GIVEN REQUEST
From the entries below, pull out each line where "造成不良后果的" appears.

(Dataset items)
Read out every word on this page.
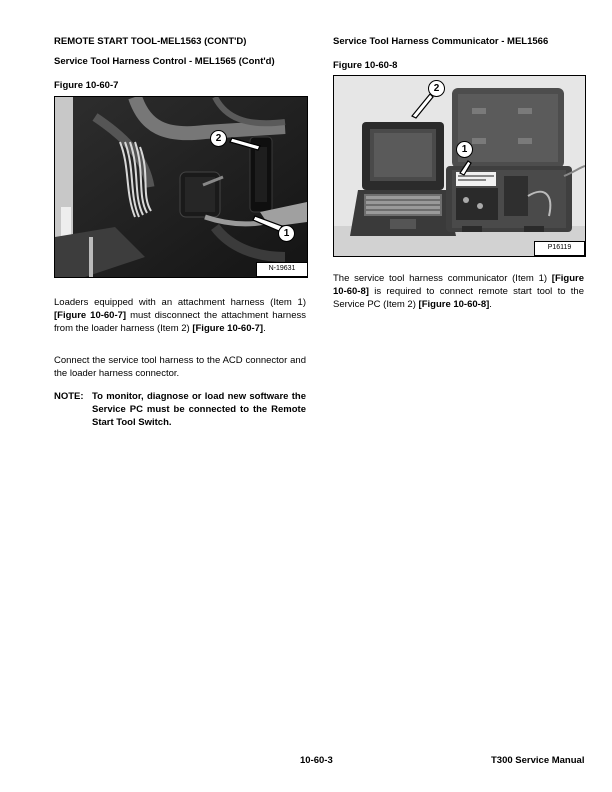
REMOTE START TOOL-MEL1563 (CONT'D)
Service Tool Harness Control - MEL1565 (Cont'd)
Figure 10-60-7
1
2
N-19631
Loaders equipped with an attachment harness (Item 1) [Figure 10-60-7] must disconnect the attachment harness from the loader harness (Item 2) [Figure 10-60-7].
Connect the service tool harness to the ACD connector and the loader harness connector.
NOTE: To monitor, diagnose or load new software the Service PC must be connected to the Remote Start Tool Switch.
Service Tool Harness Communicator - MEL1566
Figure 10-60-8
2
1
P16119
The service tool harness communicator (Item 1) [Figure 10-60-8] is required to connect remote start tool to the Service PC (Item 2) [Figure 10-60-8].
10-60-3	T300 Service Manual
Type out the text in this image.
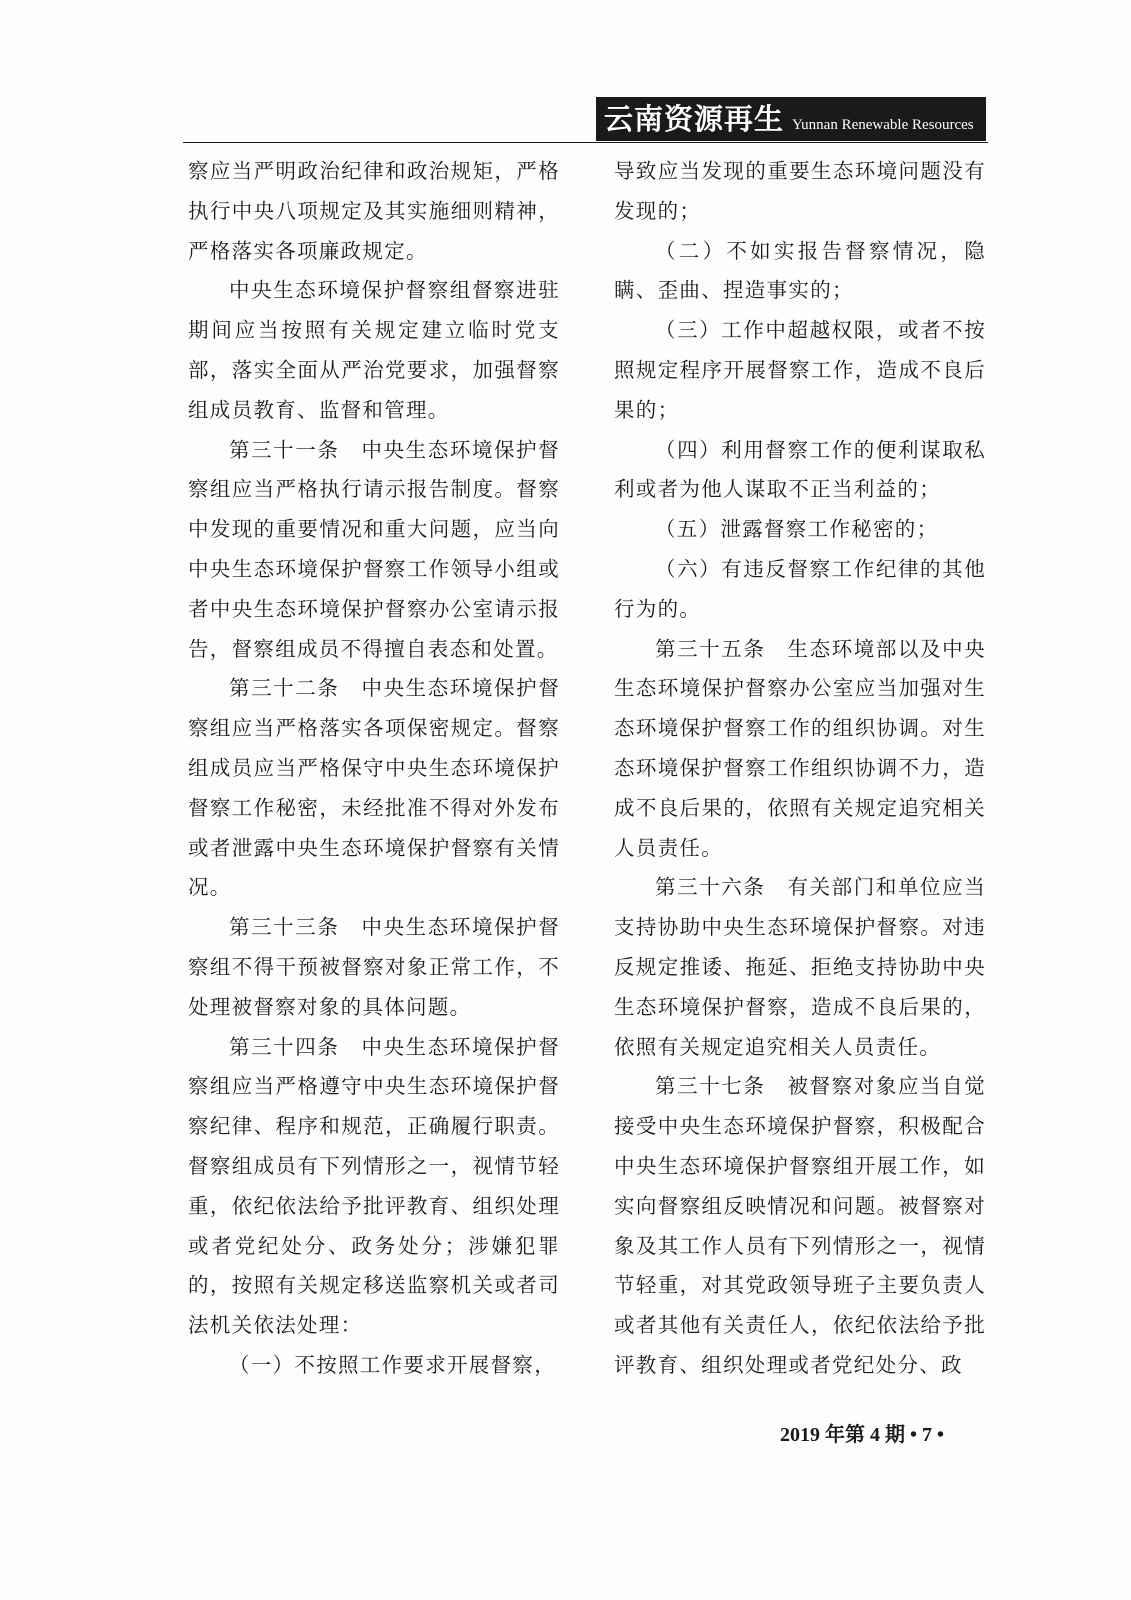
云南资源再生 Yunnan Renewable Resources

察应当严明政治纪律和政治规矩，严格执行中央八项规定及其实施细则精神，严格落实各项廉政规定。

中央生态环境保护督察组督察进驻期间应当按照有关规定建立临时党支部，落实全面从严治党要求，加强督察组成员教育、监督和管理。

第三十一条　中央生态环境保护督察组应当严格执行请示报告制度。督察中发现的重要情况和重大问题，应当向中央生态环境保护督察工作领导小组或者中央生态环境保护督察办公室请示报告，督察组成员不得擅自表态和处置。

第三十二条　中央生态环境保护督察组应当严格落实各项保密规定。督察组成员应当严格保守中央生态环境保护督察工作秘密，未经批准不得对外发布或者泄露中央生态环境保护督察有关情况。

第三十三条　中央生态环境保护督察组不得干预被督察对象正常工作，不处理被督察对象的具体问题。

第三十四条　中央生态环境保护督察组应当严格遵守中央生态环境保护督察纪律、程序和规范，正确履行职责。督察组成员有下列情形之一，视情节轻重，依纪依法给予批评教育、组织处理或者党纪处分、政务处分；涉嫌犯罪的，按照有关规定移送监察机关或者司法机关依法处理：

（一）不按照工作要求开展督察，

导致应当发现的重要生态环境问题没有发现的；

（二）不如实报告督察情况，隐瞒、歪曲、捏造事实的；

（三）工作中超越权限，或者不按照规定程序开展督察工作，造成不良后果的；

（四）利用督察工作的便利谋取私利或者为他人谋取不正当利益的；

（五）泄露督察工作秘密的；

（六）有违反督察工作纪律的其他行为的。

第三十五条　生态环境部以及中央生态环境保护督察办公室应当加强对生态环境保护督察工作的组织协调。对生态环境保护督察工作组织协调不力，造成不良后果的，依照有关规定追究相关人员责任。

第三十六条　有关部门和单位应当支持协助中央生态环境保护督察。对违反规定推诿、拖延、拒绝支持协助中央生态环境保护督察，造成不良后果的，依照有关规定追究相关人员责任。

第三十七条　被督察对象应当自觉接受中央生态环境保护督察，积极配合中央生态环境保护督察组开展工作，如实向督察组反映情况和问题。被督察对象及其工作人员有下列情形之一，视情节轻重，对其党政领导班子主要负责人或者其他有关责任人，依纪依法给予批评教育、组织处理或者党纪处分、政

2019 年第 4 期 • 7 •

EXERCISE RESPONSE
（三）工作中超越权限，或者不按照规定程序开展督察工作，造成不良后果的；
第三十五条　生态环境部以及中央生态环境保护督察办公室应当加强对生态环境保护督察工作的组织协调。对生态环境保护督察工作组织协调不力，造成不良后果的，依照有关规定追究相关人员责任。
第三十六条　有关部门和单位应当支持协助中央生态环境保护督察。对违反规定推诿、拖延、拒绝支持协助中央生态环境保护督察，造成不良后果的，依照有关规定追究相关人员责任。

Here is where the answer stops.